#### Exercise instructions:
Restate each of the lines below word for word and drop every picture.

Start Supplied data

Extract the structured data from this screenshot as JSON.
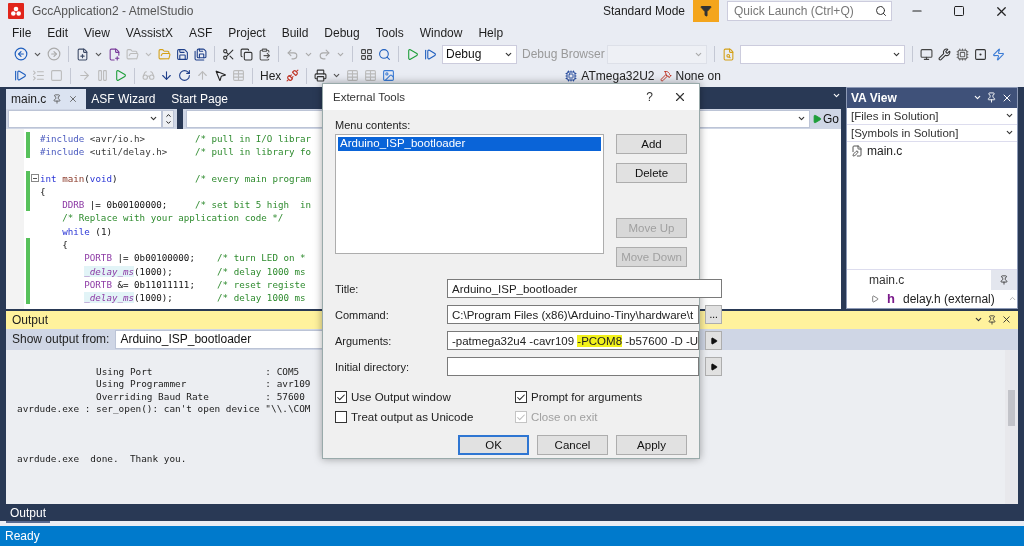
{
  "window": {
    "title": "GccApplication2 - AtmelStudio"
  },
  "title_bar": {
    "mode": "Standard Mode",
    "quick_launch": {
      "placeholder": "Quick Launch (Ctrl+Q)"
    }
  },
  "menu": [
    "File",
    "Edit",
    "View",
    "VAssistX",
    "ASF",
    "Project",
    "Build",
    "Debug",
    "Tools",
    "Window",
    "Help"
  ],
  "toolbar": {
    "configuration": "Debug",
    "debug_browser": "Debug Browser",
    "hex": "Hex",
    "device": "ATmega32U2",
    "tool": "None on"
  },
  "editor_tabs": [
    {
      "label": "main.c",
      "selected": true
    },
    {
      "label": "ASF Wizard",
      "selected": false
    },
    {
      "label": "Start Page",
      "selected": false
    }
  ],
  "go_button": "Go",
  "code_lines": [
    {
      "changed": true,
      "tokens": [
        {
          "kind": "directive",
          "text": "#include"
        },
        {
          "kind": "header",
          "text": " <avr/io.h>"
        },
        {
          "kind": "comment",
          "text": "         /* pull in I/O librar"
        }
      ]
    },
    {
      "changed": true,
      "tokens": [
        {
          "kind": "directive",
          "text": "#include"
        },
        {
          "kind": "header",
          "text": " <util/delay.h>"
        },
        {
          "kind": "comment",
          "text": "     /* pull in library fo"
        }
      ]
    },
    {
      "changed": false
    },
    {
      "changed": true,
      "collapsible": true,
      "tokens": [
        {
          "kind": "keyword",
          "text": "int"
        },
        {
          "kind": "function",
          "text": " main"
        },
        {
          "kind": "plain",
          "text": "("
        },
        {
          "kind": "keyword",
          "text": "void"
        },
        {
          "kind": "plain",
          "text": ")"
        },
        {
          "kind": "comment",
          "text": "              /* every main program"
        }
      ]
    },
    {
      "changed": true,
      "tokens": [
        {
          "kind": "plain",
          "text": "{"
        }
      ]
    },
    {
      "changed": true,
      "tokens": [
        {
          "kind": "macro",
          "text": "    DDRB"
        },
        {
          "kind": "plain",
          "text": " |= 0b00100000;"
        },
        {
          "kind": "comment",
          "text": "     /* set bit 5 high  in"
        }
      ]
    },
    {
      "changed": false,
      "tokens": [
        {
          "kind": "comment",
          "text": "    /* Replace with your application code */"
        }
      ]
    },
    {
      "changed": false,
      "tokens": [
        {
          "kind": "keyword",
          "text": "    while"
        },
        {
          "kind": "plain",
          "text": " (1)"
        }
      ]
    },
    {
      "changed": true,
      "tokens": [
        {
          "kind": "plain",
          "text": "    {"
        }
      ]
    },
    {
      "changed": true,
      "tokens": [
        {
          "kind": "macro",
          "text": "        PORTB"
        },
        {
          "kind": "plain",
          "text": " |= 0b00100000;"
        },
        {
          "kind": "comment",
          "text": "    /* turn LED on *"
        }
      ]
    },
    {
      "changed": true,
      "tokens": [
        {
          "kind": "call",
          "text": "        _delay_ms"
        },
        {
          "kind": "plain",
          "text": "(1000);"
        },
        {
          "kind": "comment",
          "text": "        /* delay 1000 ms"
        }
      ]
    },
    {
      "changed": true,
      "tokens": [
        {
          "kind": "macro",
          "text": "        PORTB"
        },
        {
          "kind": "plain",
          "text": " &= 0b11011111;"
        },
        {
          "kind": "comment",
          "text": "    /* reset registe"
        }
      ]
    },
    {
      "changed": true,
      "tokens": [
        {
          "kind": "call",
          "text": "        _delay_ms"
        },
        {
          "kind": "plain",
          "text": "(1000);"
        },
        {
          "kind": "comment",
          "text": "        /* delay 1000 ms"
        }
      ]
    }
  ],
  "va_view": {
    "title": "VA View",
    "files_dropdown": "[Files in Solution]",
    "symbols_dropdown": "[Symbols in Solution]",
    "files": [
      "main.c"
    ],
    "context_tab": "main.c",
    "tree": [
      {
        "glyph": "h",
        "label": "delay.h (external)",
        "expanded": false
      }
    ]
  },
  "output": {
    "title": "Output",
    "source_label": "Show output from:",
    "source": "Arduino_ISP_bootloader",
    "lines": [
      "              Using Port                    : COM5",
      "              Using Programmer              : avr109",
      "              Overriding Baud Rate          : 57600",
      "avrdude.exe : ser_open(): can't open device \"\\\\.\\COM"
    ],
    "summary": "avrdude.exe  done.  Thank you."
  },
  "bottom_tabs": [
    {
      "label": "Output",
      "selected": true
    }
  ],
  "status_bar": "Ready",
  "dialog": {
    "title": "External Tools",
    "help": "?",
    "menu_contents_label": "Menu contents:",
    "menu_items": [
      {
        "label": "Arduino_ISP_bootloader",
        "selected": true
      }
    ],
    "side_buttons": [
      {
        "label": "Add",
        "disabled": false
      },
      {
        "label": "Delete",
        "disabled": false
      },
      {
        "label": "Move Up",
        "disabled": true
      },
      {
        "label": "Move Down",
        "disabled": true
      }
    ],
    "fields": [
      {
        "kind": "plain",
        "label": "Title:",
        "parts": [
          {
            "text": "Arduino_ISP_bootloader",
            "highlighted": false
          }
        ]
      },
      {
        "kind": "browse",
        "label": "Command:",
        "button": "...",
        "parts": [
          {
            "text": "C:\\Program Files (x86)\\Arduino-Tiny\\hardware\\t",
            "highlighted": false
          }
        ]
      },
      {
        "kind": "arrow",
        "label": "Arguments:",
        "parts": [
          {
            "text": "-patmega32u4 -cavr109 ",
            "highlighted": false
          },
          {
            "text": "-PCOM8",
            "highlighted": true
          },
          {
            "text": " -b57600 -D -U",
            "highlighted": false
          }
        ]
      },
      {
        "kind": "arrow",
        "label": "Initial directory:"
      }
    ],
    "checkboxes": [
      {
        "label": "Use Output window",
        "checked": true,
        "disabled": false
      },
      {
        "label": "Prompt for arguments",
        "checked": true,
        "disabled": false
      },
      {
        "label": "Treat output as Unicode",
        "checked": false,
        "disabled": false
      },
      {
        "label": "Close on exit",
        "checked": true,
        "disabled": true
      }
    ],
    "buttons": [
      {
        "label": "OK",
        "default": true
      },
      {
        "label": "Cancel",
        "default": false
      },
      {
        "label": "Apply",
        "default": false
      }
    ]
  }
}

End Supplied data

#### Correct response:
Extract the structured data from this screenshot as JSON.
{
  "window": {
    "title": "GccApplication2 - AtmelStudio"
  },
  "title_bar": {
    "mode": "Standard Mode",
    "quick_launch": {
      "placeholder": "Quick Launch (Ctrl+Q)"
    }
  },
  "menu": [
    "File",
    "Edit",
    "View",
    "VAssistX",
    "ASF",
    "Project",
    "Build",
    "Debug",
    "Tools",
    "Window",
    "Help"
  ],
  "toolbar": {
    "configuration": "Debug",
    "debug_browser": "Debug Browser",
    "hex": "Hex",
    "device": "ATmega32U2",
    "tool": "None on"
  },
  "editor_tabs": [
    {
      "label": "main.c",
      "selected": true
    },
    {
      "label": "ASF Wizard",
      "selected": false
    },
    {
      "label": "Start Page",
      "selected": false
    }
  ],
  "go_button": "Go",
  "code_lines": [
    {
      "changed": true,
      "tokens": [
        {
          "kind": "directive",
          "text": "#include"
        },
        {
          "kind": "header",
          "text": " <avr/io.h>"
        },
        {
          "kind": "comment",
          "text": "         /* pull in I/O librar"
        }
      ]
    },
    {
      "changed": true,
      "tokens": [
        {
          "kind": "directive",
          "text": "#include"
        },
        {
          "kind": "header",
          "text": " <util/delay.h>"
        },
        {
          "kind": "comment",
          "text": "     /* pull in library fo"
        }
      ]
    },
    {
      "changed": false
    },
    {
      "changed": true,
      "collapsible": true,
      "tokens": [
        {
          "kind": "keyword",
          "text": "int"
        },
        {
          "kind": "function",
          "text": " main"
        },
        {
          "kind": "plain",
          "text": "("
        },
        {
          "kind": "keyword",
          "text": "void"
        },
        {
          "kind": "plain",
          "text": ")"
        },
        {
          "kind": "comment",
          "text": "              /* every main program"
        }
      ]
    },
    {
      "changed": true,
      "tokens": [
        {
          "kind": "plain",
          "text": "{"
        }
      ]
    },
    {
      "changed": true,
      "tokens": [
        {
          "kind": "macro",
          "text": "    DDRB"
        },
        {
          "kind": "plain",
          "text": " |= 0b00100000;"
        },
        {
          "kind": "comment",
          "text": "     /* set bit 5 high  in"
        }
      ]
    },
    {
      "changed": false,
      "tokens": [
        {
          "kind": "comment",
          "text": "    /* Replace with your application code */"
        }
      ]
    },
    {
      "changed": false,
      "tokens": [
        {
          "kind": "keyword",
          "text": "    while"
        },
        {
          "kind": "plain",
          "text": " (1)"
        }
      ]
    },
    {
      "changed": true,
      "tokens": [
        {
          "kind": "plain",
          "text": "    {"
        }
      ]
    },
    {
      "changed": true,
      "tokens": [
        {
          "kind": "macro",
          "text": "        PORTB"
        },
        {
          "kind": "plain",
          "text": " |= 0b00100000;"
        },
        {
          "kind": "comment",
          "text": "    /* turn LED on *"
        }
      ]
    },
    {
      "changed": true,
      "tokens": [
        {
          "kind": "call",
          "text": "        _delay_ms"
        },
        {
          "kind": "plain",
          "text": "(1000);"
        },
        {
          "kind": "comment",
          "text": "        /* delay 1000 ms"
        }
      ]
    },
    {
      "changed": true,
      "tokens": [
        {
          "kind": "macro",
          "text": "        PORTB"
        },
        {
          "kind": "plain",
          "text": " &= 0b11011111;"
        },
        {
          "kind": "comment",
          "text": "    /* reset registe"
        }
      ]
    },
    {
      "changed": true,
      "tokens": [
        {
          "kind": "call",
          "text": "        _delay_ms"
        },
        {
          "kind": "plain",
          "text": "(1000);"
        },
        {
          "kind": "comment",
          "text": "        /* delay 1000 ms"
        }
      ]
    }
  ],
  "va_view": {
    "title": "VA View",
    "files_dropdown": "[Files in Solution]",
    "symbols_dropdown": "[Symbols in Solution]",
    "files": [
      "main.c"
    ],
    "context_tab": "main.c",
    "tree": [
      {
        "glyph": "h",
        "label": "delay.h (external)",
        "expanded": false
      }
    ]
  },
  "output": {
    "title": "Output",
    "source_label": "Show output from:",
    "source": "Arduino_ISP_bootloader",
    "lines": [
      "              Using Port                    : COM5",
      "              Using Programmer              : avr109",
      "              Overriding Baud Rate          : 57600",
      "avrdude.exe : ser_open(): can't open device \"\\\\.\\COM"
    ],
    "summary": "avrdude.exe  done.  Thank you."
  },
  "bottom_tabs": [
    {
      "label": "Output",
      "selected": true
    }
  ],
  "status_bar": "Ready",
  "dialog": {
    "title": "External Tools",
    "help": "?",
    "menu_contents_label": "Menu contents:",
    "menu_items": [
      {
        "label": "Arduino_ISP_bootloader",
        "selected": true
      }
    ],
    "side_buttons": [
      {
        "label": "Add",
        "disabled": false
      },
      {
        "label": "Delete",
        "disabled": false
      },
      {
        "label": "Move Up",
        "disabled": true
      },
      {
        "label": "Move Down",
        "disabled": true
      }
    ],
    "fields": [
      {
        "kind": "plain",
        "label": "Title:",
        "parts": [
          {
            "text": "Arduino_ISP_bootloader",
            "highlighted": false
          }
        ]
      },
      {
        "kind": "browse",
        "label": "Command:",
        "button": "...",
        "parts": [
          {
            "text": "C:\\Program Files (x86)\\Arduino-Tiny\\hardware\\t",
            "highlighted": false
          }
        ]
      },
      {
        "kind": "arrow",
        "label": "Arguments:",
        "parts": [
          {
            "text": "-patmega32u4 -cavr109 ",
            "highlighted": false
          },
          {
            "text": "-PCOM8",
            "highlighted": true
          },
          {
            "text": " -b57600 -D -U",
            "highlighted": false
          }
        ]
      },
      {
        "kind": "arrow",
        "label": "Initial directory:"
      }
    ],
    "checkboxes": [
      {
        "label": "Use Output window",
        "checked": true,
        "disabled": false
      },
      {
        "label": "Prompt for arguments",
        "checked": true,
        "disabled": false
      },
      {
        "label": "Treat output as Unicode",
        "checked": false,
        "disabled": false
      },
      {
        "label": "Close on exit",
        "checked": true,
        "disabled": true
      }
    ],
    "buttons": [
      {
        "label": "OK",
        "default": true
      },
      {
        "label": "Cancel",
        "default": false
      },
      {
        "label": "Apply",
        "default": false
      }
    ]
  }
}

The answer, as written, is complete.